§ Set exercise: For every line in the data below that contains "this", copy the line.

§ Listed records:
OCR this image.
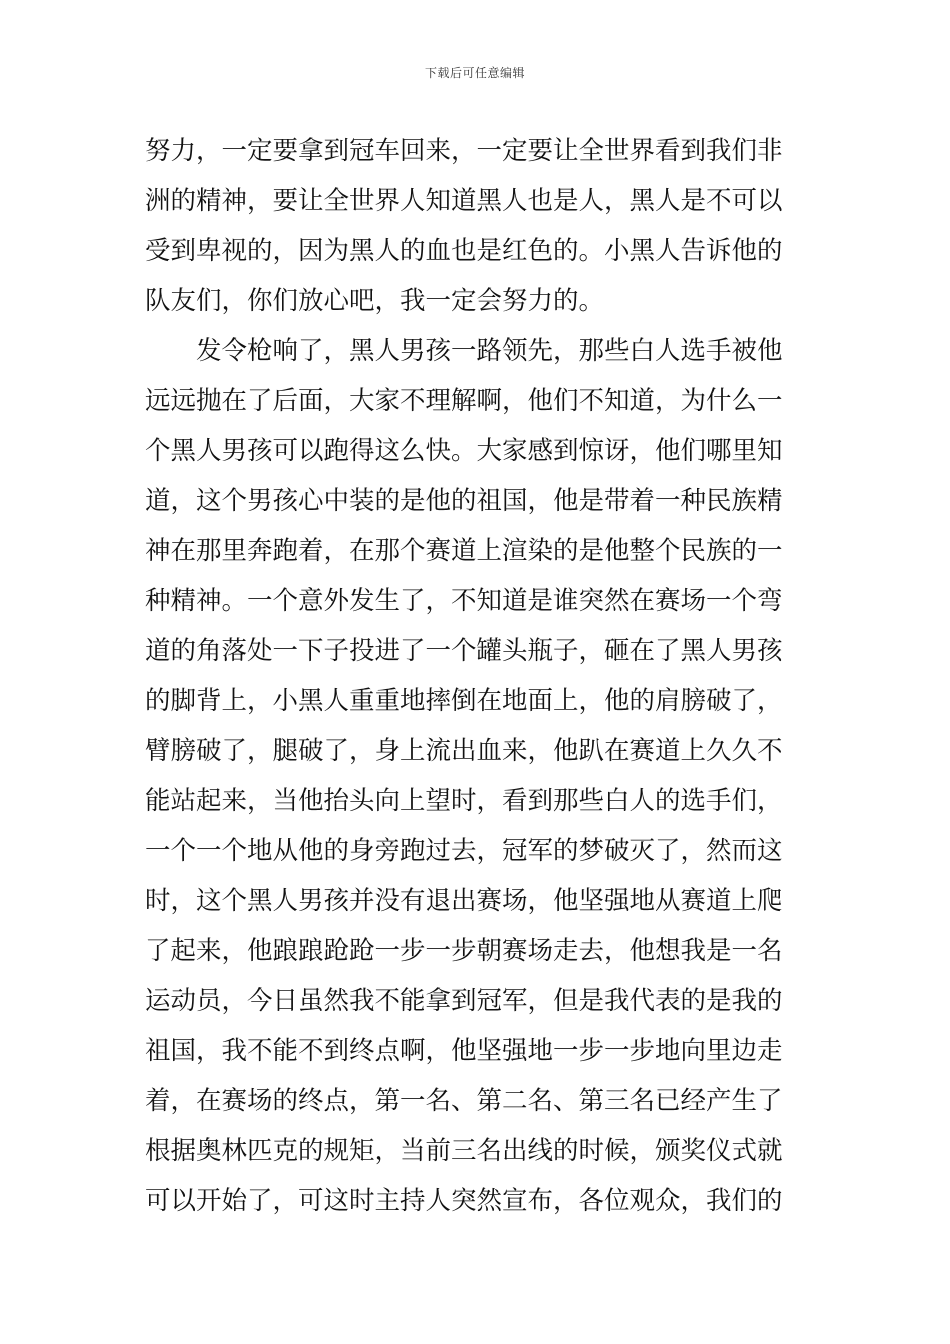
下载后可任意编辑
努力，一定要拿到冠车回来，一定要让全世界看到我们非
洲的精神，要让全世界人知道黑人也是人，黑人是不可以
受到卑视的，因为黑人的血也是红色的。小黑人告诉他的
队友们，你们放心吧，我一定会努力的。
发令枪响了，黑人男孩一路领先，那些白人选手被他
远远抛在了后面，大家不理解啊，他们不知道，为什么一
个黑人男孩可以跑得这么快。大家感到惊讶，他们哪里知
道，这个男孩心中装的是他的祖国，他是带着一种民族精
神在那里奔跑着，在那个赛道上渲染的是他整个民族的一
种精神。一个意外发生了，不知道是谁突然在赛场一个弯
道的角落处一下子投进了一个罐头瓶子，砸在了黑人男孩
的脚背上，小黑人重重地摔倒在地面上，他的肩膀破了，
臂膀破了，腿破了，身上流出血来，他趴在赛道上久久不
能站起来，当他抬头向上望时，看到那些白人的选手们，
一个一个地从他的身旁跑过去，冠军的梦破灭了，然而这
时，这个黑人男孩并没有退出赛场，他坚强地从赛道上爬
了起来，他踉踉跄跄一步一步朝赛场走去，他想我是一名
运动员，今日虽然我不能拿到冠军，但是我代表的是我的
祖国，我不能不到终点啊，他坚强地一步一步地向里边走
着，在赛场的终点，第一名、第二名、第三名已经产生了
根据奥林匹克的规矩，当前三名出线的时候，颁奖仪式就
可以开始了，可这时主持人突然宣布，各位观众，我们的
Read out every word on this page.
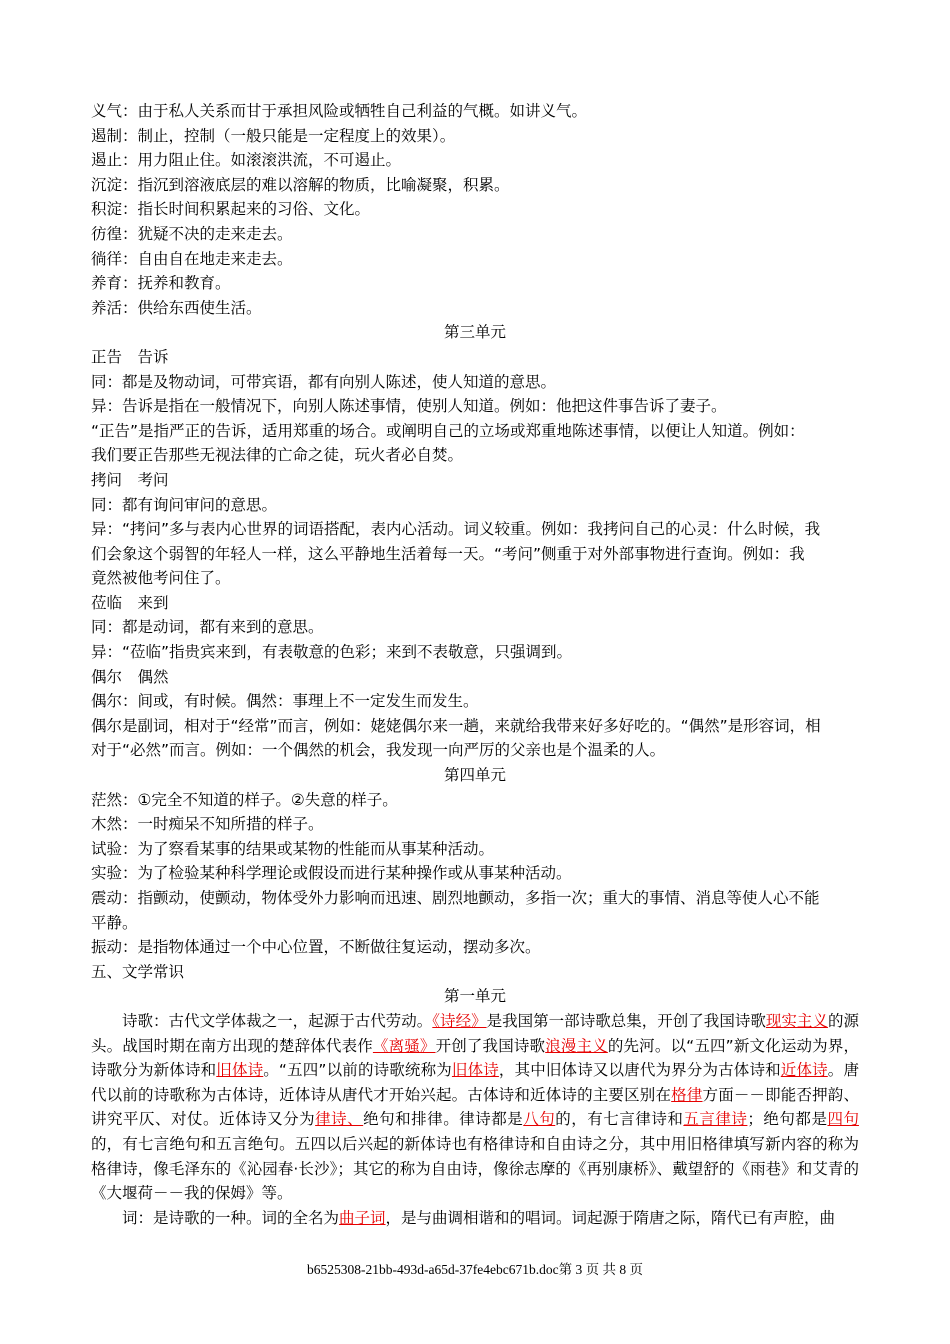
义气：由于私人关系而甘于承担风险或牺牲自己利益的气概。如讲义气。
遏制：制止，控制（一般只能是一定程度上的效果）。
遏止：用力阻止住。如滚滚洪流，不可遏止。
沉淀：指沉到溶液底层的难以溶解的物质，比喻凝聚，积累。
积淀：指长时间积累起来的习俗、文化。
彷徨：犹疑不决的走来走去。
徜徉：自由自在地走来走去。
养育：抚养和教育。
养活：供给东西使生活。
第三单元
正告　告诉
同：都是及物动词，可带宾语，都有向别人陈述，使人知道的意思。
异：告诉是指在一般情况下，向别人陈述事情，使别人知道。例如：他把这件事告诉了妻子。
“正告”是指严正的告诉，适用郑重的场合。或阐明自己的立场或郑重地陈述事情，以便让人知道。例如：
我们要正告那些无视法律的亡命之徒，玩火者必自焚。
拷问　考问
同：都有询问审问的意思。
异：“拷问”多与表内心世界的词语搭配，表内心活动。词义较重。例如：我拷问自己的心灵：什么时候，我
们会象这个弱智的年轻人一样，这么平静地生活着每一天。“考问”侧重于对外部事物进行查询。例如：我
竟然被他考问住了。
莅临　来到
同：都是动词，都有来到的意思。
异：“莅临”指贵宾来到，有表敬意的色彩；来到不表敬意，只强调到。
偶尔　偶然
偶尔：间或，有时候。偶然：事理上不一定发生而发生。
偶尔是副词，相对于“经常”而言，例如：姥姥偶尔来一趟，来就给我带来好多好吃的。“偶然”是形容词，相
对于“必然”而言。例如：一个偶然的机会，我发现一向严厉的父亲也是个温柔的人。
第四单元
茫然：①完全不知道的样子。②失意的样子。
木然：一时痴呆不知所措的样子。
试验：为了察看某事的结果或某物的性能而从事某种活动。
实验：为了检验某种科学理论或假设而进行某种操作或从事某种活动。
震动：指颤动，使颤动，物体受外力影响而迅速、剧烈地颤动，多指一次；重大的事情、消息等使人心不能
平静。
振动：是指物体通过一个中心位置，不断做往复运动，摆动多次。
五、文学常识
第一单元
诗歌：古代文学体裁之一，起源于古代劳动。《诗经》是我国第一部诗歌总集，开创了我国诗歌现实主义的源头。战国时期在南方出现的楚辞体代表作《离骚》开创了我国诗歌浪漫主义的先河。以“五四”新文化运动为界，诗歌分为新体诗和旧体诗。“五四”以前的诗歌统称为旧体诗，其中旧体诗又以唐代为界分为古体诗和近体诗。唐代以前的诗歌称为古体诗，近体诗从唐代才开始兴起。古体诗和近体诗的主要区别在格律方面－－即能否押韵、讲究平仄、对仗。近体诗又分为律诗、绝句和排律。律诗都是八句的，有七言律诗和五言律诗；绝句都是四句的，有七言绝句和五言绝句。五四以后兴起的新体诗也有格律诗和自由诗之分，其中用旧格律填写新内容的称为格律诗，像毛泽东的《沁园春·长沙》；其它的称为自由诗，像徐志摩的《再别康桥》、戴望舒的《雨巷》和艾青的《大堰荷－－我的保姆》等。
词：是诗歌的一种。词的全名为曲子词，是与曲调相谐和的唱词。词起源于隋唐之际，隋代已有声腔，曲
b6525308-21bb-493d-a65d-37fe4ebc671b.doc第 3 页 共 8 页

§ Reply to the task:
OCR this image.
Read out every word on this page.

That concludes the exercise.